### What is required
Say how many lines contain the word "Dotación". Only the number should be given.

### Stored records
···

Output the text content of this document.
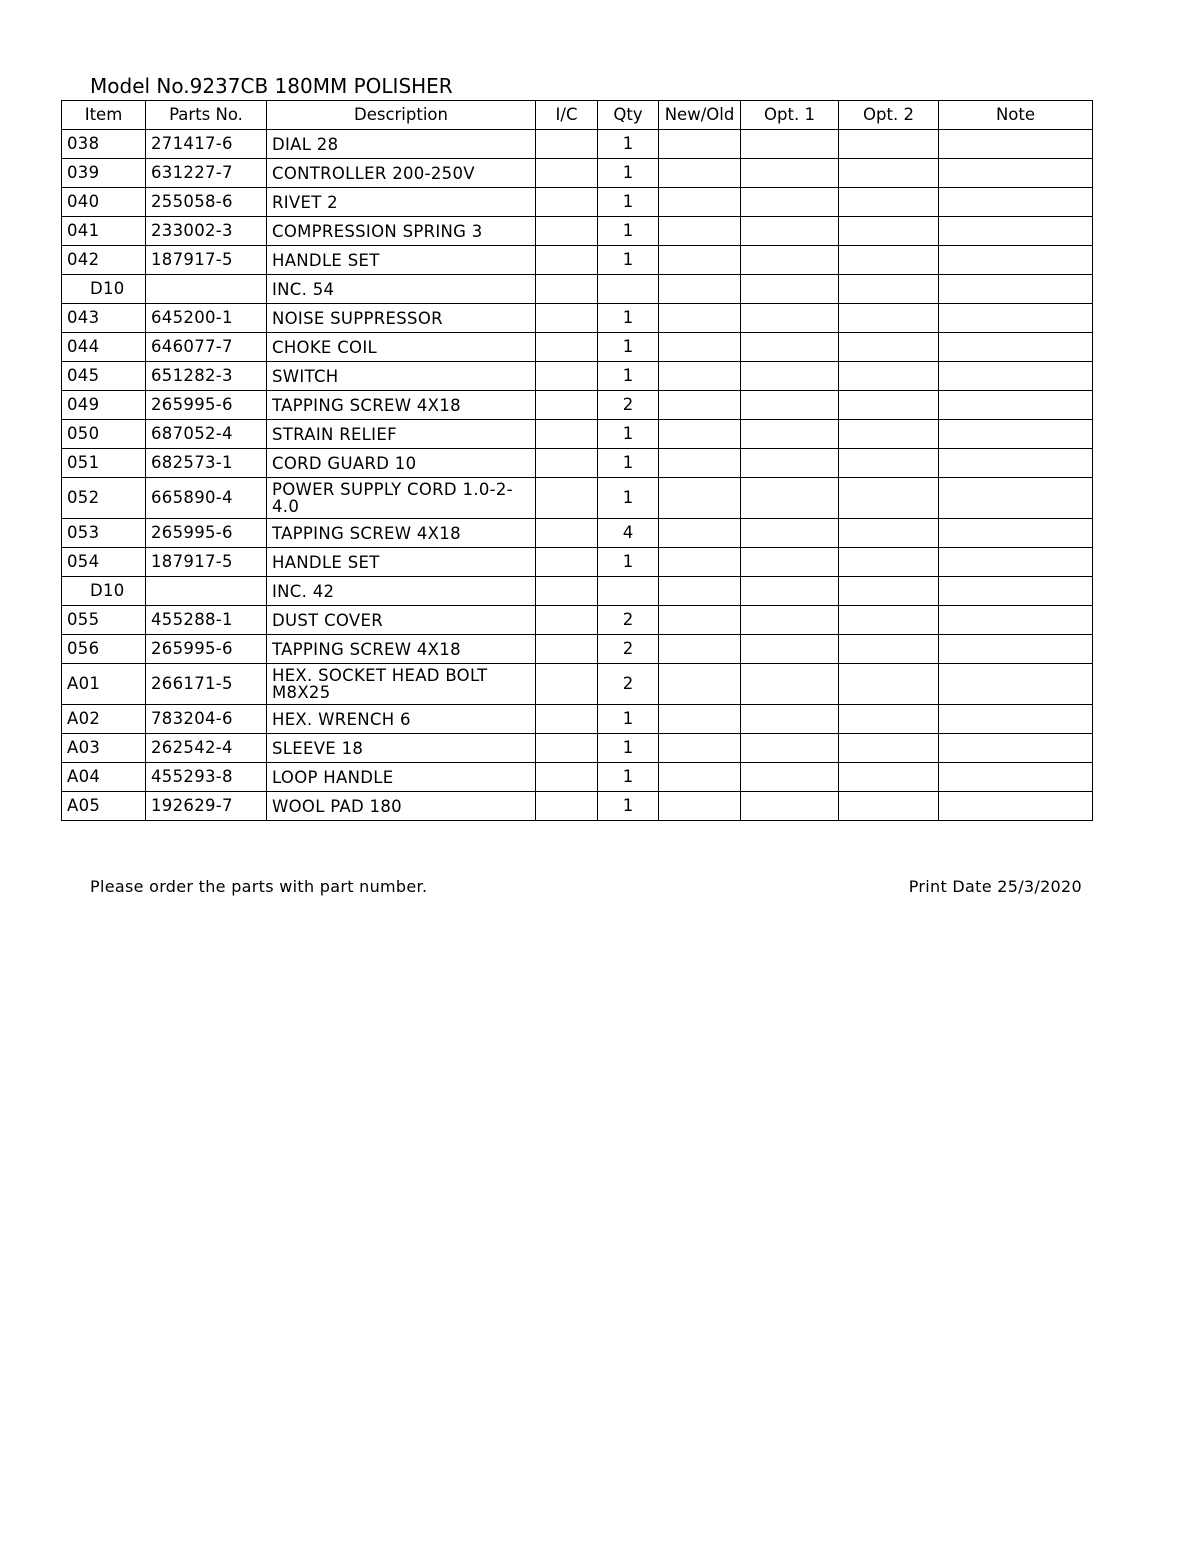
Model No.9237CB 180MM POLISHER
Item	Parts No.	Description	I/C	Qty	New/Old	Opt. 1	Opt. 2	Note
038	271417-6	DIAL 28		1				
039	631227-7	CONTROLLER 200-250V		1				
040	255058-6	RIVET 2		1				
041	233002-3	COMPRESSION SPRING 3		1				
042	187917-5	HANDLE SET		1				
D10		INC. 54						
043	645200-1	NOISE SUPPRESSOR		1				
044	646077-7	CHOKE COIL		1				
045	651282-3	SWITCH		1				
049	265995-6	TAPPING SCREW 4X18		2				
050	687052-4	STRAIN RELIEF		1				
051	682573-1	CORD GUARD 10		1				
052	665890-4	POWER SUPPLY CORD 1.0-2-4.0		1				
053	265995-6	TAPPING SCREW 4X18		4				
054	187917-5	HANDLE SET		1				
D10		INC. 42						
055	455288-1	DUST COVER		2				
056	265995-6	TAPPING SCREW 4X18		2				
A01	266171-5	HEX. SOCKET HEAD BOLT M8X25		2				
A02	783204-6	HEX. WRENCH 6		1				
A03	262542-4	SLEEVE 18		1				
A04	455293-8	LOOP HANDLE		1				
A05	192629-7	WOOL PAD 180		1				
Please order the parts with part number.	Print Date 25/3/2020
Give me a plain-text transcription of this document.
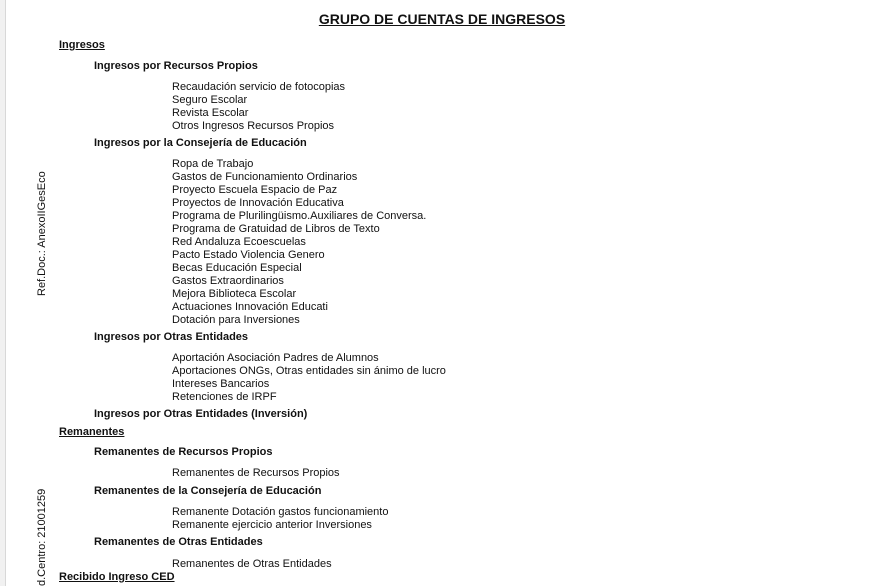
Ref.Doc.: AnexoIIGesEco
d.Centro: 21001259
GRUPO DE CUENTAS DE INGRESOS
Ingresos
Ingresos por Recursos Propios
Recaudación servicio de fotocopias
Seguro Escolar
Revista Escolar
Otros Ingresos Recursos Propios
Ingresos por la Consejería de Educación
Ropa de Trabajo
Gastos de Funcionamiento Ordinarios
Proyecto Escuela Espacio de Paz
Proyectos de Innovación Educativa
Programa de Plurilingüismo.Auxiliares de Conversa.
Programa de Gratuidad de Libros de Texto
Red Andaluza Ecoescuelas
Pacto Estado Violencia Genero
Becas Educación Especial
Gastos Extraordinarios
Mejora Biblioteca Escolar
Actuaciones Innovación Educati
Dotación para Inversiones
Ingresos por Otras Entidades
Aportación Asociación Padres de Alumnos
Aportaciones ONGs, Otras entidades sin ánimo de lucro
Intereses Bancarios
Retenciones de IRPF
Ingresos por Otras Entidades (Inversión)
Remanentes
Remanentes de Recursos Propios
Remanentes de Recursos Propios
Remanentes de la Consejería de Educación
Remanente Dotación gastos funcionamiento
Remanente ejercicio anterior Inversiones
Remanentes de Otras Entidades
Remanentes de Otras Entidades
Recibido Ingreso CED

···

### Task solution
2